What is being asked: Count the lines that include the string "title", and give only that number.

Data:

________________

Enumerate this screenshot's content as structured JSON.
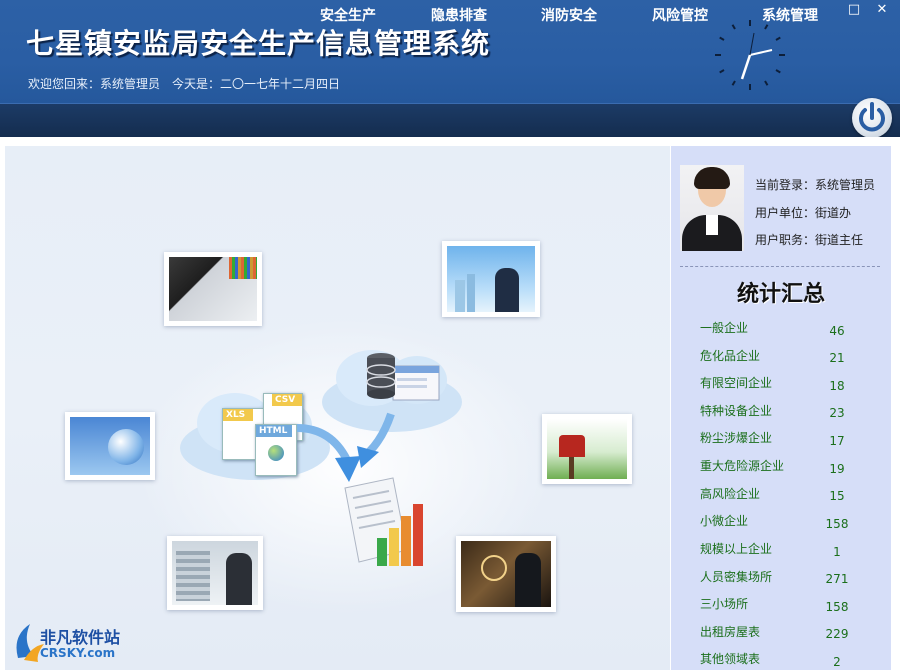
{
  "header": {
    "title": "七星镇安监局安全生产信息管理系统",
    "welcome": "欢迎您回来：系统管理员",
    "date": "今天是：二〇一七年十二月四日"
  },
  "window_controls": {
    "maximize": "□",
    "close": "✕"
  },
  "nav": {
    "items": [
      "安全生产",
      "隐患排查",
      "消防安全",
      "风险管控",
      "系统管理"
    ]
  },
  "user": {
    "login": "当前登录：系统管理员",
    "unit": "用户单位：街道办",
    "position": "用户职务：街道主任"
  },
  "stats": {
    "title": "统计汇总",
    "items": [
      {
        "label": "一般企业",
        "value": "46"
      },
      {
        "label": "危化品企业",
        "value": "21"
      },
      {
        "label": "有限空间企业",
        "value": "18"
      },
      {
        "label": "特种设备企业",
        "value": "23"
      },
      {
        "label": "粉尘涉爆企业",
        "value": "17"
      },
      {
        "label": "重大危险源企业",
        "value": "19"
      },
      {
        "label": "高风险企业",
        "value": "15"
      },
      {
        "label": "小微企业",
        "value": "158"
      },
      {
        "label": "规模以上企业",
        "value": "1"
      },
      {
        "label": "人员密集场所",
        "value": "271"
      },
      {
        "label": "三小场所",
        "value": "158"
      },
      {
        "label": "出租房屋表",
        "value": "229"
      },
      {
        "label": "其他领域表",
        "value": "2"
      }
    ]
  },
  "illustration": {
    "file_labels": [
      "XLS",
      "CSV",
      "HTML"
    ]
  },
  "watermark": {
    "cn": "非凡软件站",
    "en": "CRSKY.com"
  },
  "colors": {
    "header": "#2d61a6",
    "nav": "#1a355c",
    "side": "#d6def8",
    "stat_text": "#1b6f1b"
  }
}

________________

The solution: 2